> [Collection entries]
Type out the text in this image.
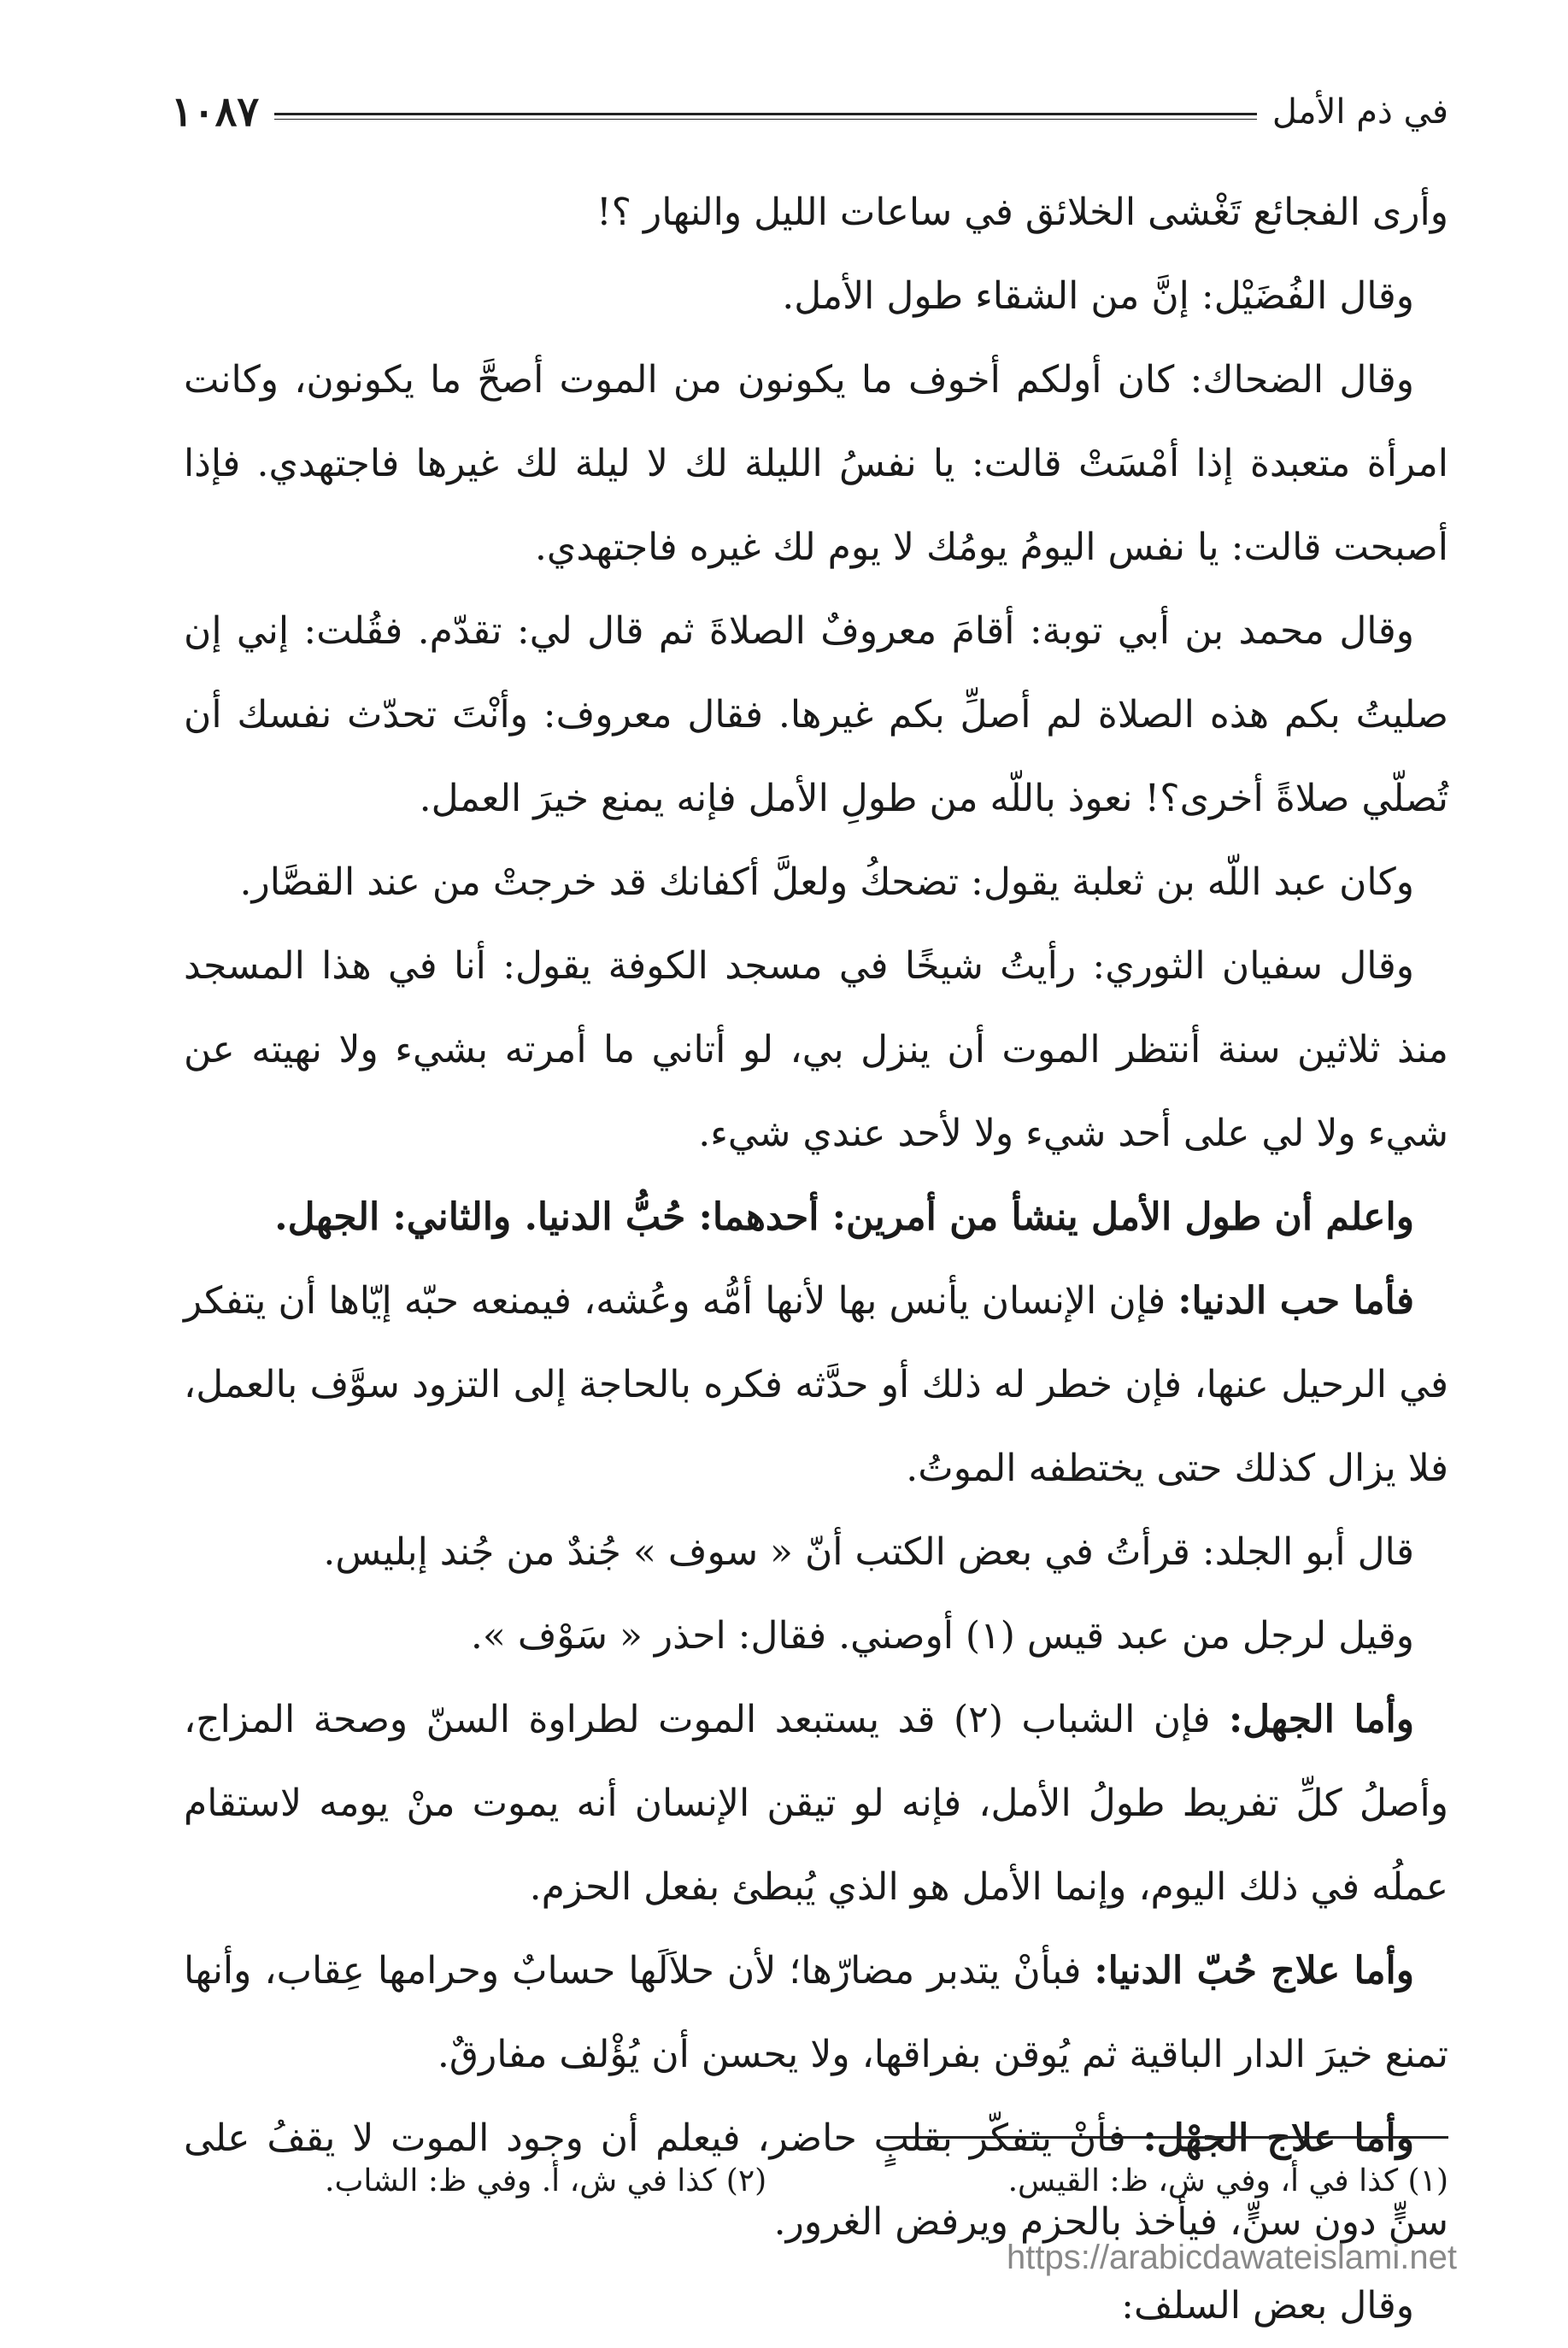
في ذم الأمل
١٠٨٧

وأرى الفجائع تَغْشى الخلائق في ساعات الليل والنهار ؟!

وقال الفُضَيْل: إنَّ من الشقاء طول الأمل.

وقال الضحاك: كان أولكم أخوف ما يكونون من الموت أصحَّ ما يكونون، وكانت امرأة متعبدة إذا أمْسَتْ قالت: يا نفسُ الليلة لك لا ليلة لك غيرها فاجتهدي. فإذا أصبحت قالت: يا نفس اليومُ يومُك لا يوم لك غيره فاجتهدي.

وقال محمد بن أبي توبة: أقامَ معروفٌ الصلاةَ ثم قال لي: تقدّم. فقُلت: إني إن صليتُ بكم هذه الصلاة لم أصلِّ بكم غيرها. فقال معروف: وأنْتَ تحدّث نفسك أن تُصلّي صلاةً أخرى؟! نعوذ باللّه من طولِ الأمل فإنه يمنع خيرَ العمل.

وكان عبد اللّه بن ثعلبة يقول: تضحكُ ولعلَّ أكفانك قد خرجتْ من عند القصَّار.

وقال سفيان الثوري: رأيتُ شيخًا في مسجد الكوفة يقول: أنا في هذا المسجد منذ ثلاثين سنة أنتظر الموت أن ينزل بي، لو أتاني ما أمرته بشيء ولا نهيته عن شيء ولا لي على أحد شيء ولا لأحد عندي شيء.

واعلم أن طول الأمل ينشأ من أمرين: أحدهما: حُبُّ الدنيا. والثاني: الجهل.

فأما حب الدنيا: فإن الإنسان يأنس بها لأنها أمُّه وعُشه، فيمنعه حبّه إيّاها أن يتفكر في الرحيل عنها، فإن خطر له ذلك أو حدَّثه فكره بالحاجة إلى التزود سوَّف بالعمل، فلا يزال كذلك حتى يختطفه الموتُ.

قال أبو الجلد: قرأتُ في بعض الكتب أنّ « سوف » جُندٌ من جُند إبليس.

وقيل لرجل من عبد قيس (١) أوصني. فقال: احذر « سَوْف ».

وأما الجهل: فإن الشباب (٢) قد يستبعد الموت لطراوة السنّ وصحة المزاج، وأصلُ كلِّ تفريط طولُ الأمل، فإنه لو تيقن الإنسان أنه يموت منْ يومه لاستقام عملُه في ذلك اليوم، وإنما الأمل هو الذي يُبطئ بفعل الحزم.

وأما علاج حُبّ الدنيا: فبأنْ يتدبر مضارّها؛ لأن حلاَلَها حسابٌ وحرامها عِقاب، وأنها تمنع خيرَ الدار الباقية ثم يُوقن بفراقها، ولا يحسن أن يُؤْلف مفارقٌ.

وأما علاج الجهْل: فأنْ يتفكّر بقلبٍ حاضر، فيعلم أن وجود الموت لا يقفُ على سنٍّ دون سنٍّ، فيأخذ بالحزم ويرفض الغرور.

وقال بعض السلف:

(١) كذا في أ، وفي ش، ظ: القيس.
(٢) كذا في ش، أ. وفي ظ: الشاب.
https://arabicdawateislami.net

> [Task requirements] Work out the number of lines in this listing that include the word "الإنسان". Reply with that number only.

> [Exercise result] 2